= Description of the task =
Examine the material below and count the lines that hold the word "如图所示". Report only the number.

= Entries =
__________________________________________________

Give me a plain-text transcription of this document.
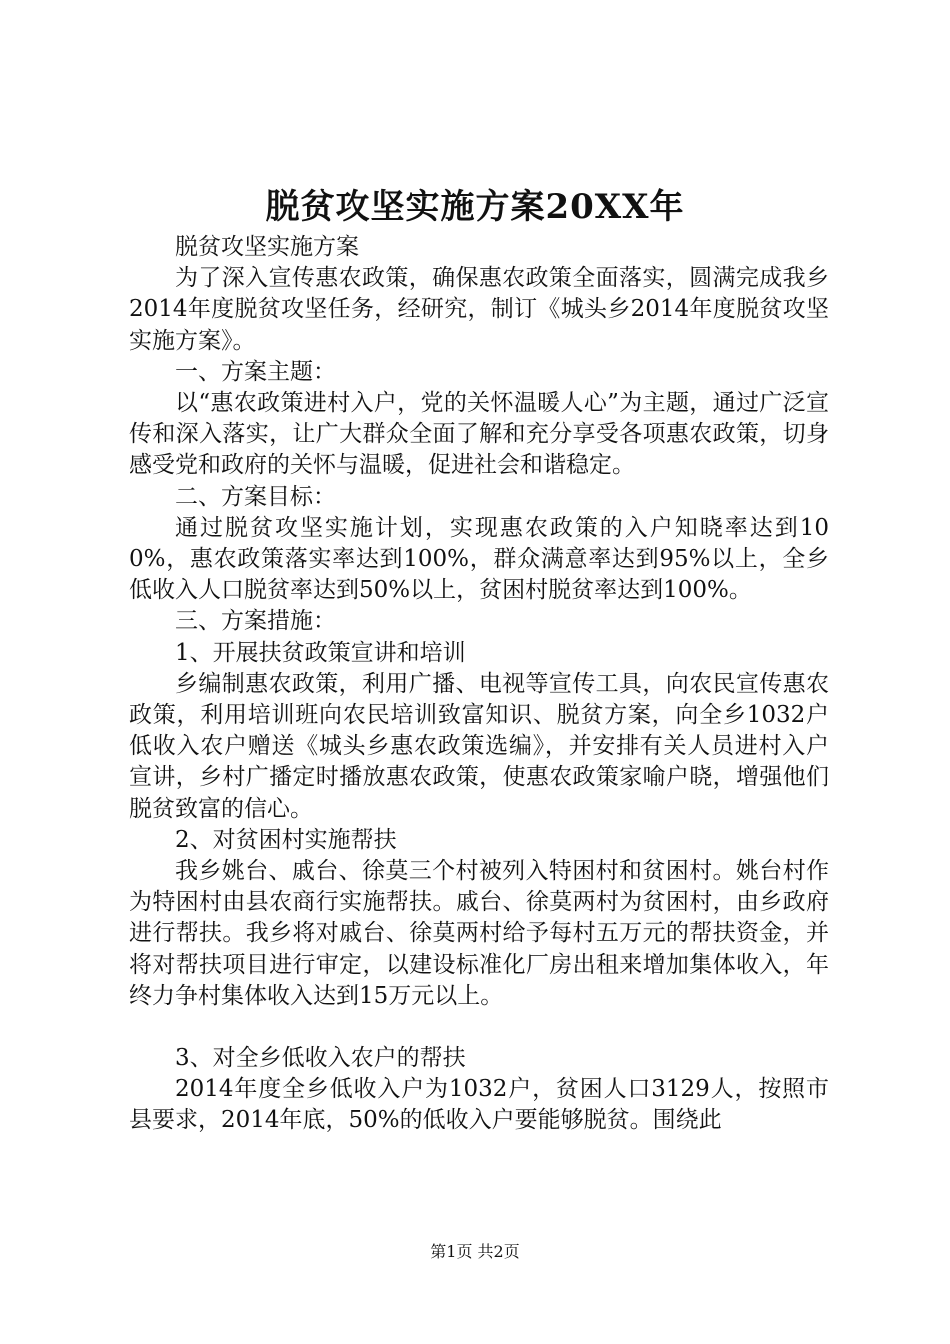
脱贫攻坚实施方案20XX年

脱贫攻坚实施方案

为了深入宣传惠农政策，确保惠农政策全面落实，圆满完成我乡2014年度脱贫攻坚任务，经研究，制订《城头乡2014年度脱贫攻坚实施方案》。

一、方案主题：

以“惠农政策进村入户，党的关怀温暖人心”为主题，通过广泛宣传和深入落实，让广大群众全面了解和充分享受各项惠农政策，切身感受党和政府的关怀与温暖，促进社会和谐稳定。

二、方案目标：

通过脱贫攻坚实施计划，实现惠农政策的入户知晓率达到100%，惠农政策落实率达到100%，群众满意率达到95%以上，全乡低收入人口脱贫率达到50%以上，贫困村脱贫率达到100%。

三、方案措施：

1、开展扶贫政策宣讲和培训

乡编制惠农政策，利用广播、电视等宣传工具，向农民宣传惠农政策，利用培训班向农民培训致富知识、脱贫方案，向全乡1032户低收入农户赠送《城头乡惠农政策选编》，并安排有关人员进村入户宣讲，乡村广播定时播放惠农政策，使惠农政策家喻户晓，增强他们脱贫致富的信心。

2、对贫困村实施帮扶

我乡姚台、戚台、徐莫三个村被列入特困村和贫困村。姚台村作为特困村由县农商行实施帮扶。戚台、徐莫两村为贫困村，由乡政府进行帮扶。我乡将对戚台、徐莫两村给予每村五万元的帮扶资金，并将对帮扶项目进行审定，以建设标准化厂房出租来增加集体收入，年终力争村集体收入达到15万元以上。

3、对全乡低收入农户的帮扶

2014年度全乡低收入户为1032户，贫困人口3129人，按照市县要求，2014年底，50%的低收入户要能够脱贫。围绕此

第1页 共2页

__________________________________________________

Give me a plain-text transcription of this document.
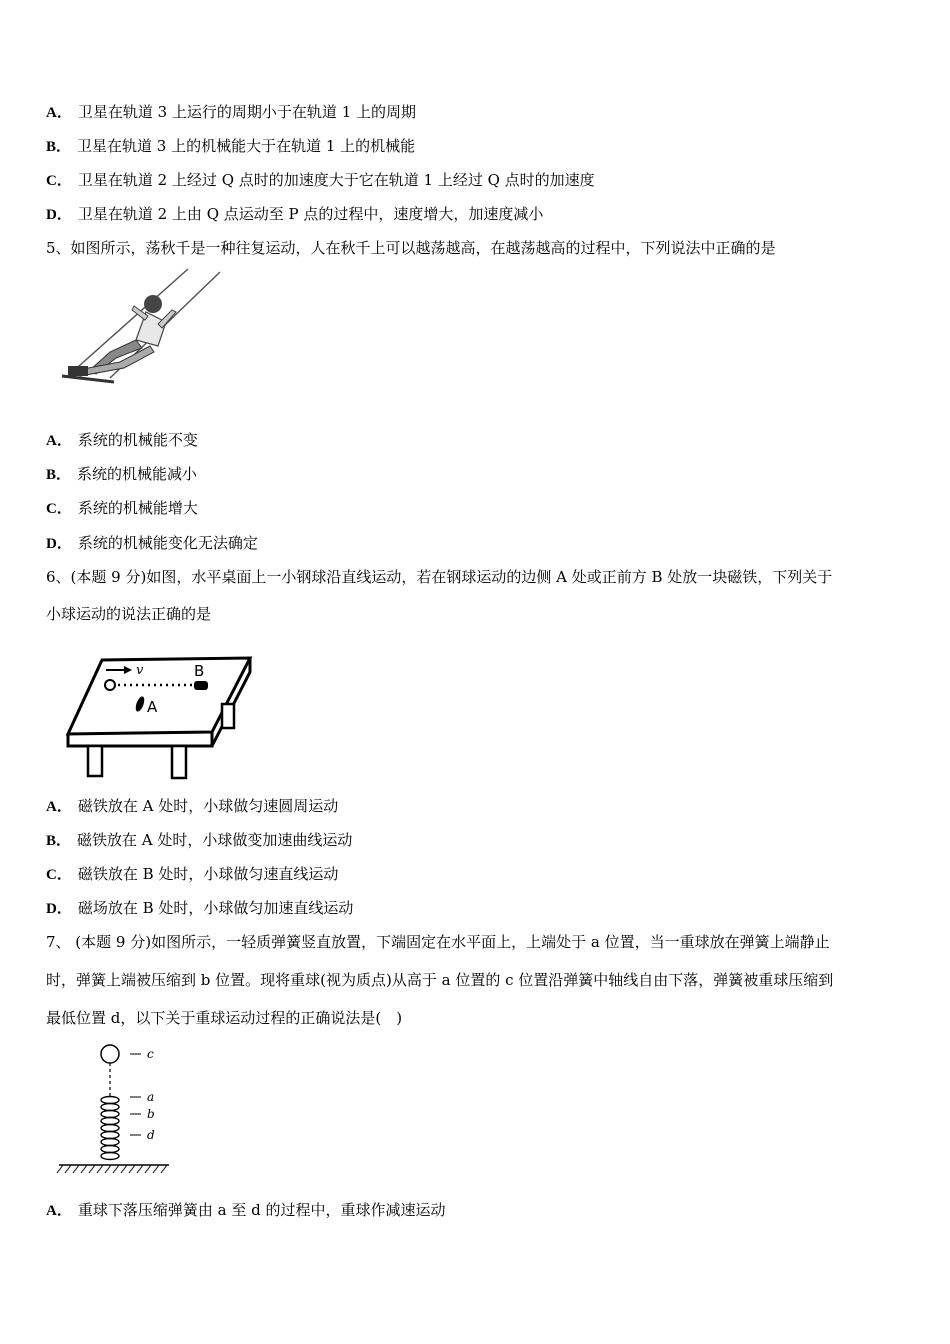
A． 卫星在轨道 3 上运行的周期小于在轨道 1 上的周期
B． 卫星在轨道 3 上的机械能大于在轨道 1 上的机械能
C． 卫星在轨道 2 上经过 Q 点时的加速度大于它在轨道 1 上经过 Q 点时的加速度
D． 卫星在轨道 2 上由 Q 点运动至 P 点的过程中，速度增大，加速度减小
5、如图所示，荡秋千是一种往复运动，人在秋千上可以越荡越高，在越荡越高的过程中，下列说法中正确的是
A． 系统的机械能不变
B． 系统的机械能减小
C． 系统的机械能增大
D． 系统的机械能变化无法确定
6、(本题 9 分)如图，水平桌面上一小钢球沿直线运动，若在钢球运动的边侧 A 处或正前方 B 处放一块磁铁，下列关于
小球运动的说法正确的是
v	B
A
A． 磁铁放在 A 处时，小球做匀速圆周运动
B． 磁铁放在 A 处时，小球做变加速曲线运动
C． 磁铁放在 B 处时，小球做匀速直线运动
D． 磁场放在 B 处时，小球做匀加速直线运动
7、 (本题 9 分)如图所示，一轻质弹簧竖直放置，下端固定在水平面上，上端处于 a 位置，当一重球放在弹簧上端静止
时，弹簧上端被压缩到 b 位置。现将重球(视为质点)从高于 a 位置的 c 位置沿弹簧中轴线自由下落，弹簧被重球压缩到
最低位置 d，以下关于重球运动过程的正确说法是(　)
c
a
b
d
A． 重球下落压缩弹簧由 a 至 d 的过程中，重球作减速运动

__________________________________________________

= Response to the task =
2